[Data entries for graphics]
— begin —
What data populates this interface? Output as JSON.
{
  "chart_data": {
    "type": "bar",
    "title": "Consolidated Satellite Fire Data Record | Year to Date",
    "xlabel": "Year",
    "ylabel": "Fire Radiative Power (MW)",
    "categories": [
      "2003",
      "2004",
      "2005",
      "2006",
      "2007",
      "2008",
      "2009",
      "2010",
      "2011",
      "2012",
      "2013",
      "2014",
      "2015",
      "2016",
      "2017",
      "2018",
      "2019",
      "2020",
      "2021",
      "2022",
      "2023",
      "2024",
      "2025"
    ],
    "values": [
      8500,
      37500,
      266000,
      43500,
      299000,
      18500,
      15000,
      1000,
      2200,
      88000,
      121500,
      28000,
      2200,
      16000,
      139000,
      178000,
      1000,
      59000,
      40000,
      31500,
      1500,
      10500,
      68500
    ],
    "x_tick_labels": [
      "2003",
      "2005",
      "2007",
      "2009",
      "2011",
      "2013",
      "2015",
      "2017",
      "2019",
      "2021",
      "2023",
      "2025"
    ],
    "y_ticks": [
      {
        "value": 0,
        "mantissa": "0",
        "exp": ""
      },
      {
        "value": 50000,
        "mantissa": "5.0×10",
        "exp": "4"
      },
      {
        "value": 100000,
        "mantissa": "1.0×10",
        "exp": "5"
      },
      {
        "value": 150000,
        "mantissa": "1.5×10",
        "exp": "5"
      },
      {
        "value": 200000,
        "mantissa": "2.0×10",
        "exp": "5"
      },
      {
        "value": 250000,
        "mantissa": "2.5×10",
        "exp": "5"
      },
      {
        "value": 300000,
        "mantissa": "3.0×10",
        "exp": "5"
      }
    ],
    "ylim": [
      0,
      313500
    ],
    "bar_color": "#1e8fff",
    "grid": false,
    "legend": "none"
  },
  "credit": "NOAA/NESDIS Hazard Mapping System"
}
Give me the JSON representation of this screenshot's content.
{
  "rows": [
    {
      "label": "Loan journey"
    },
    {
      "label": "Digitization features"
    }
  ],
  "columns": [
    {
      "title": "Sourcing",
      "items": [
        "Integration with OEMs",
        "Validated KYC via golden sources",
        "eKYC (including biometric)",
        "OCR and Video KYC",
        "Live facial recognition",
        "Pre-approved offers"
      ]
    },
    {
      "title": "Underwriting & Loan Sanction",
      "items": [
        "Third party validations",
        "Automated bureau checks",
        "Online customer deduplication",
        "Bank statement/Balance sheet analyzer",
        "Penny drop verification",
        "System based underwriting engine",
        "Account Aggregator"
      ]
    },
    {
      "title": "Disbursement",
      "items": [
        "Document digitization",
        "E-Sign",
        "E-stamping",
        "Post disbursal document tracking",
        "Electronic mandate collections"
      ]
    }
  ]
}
— end —
■ WHAT YOU ARE ASKED TO DO: Pick out and copy the lines of the entries that hold the string "this".

■ THE COMPLETED TASK:
What data populates this interface? Output as JSON.
Give me the JSON representation of this screenshot's content.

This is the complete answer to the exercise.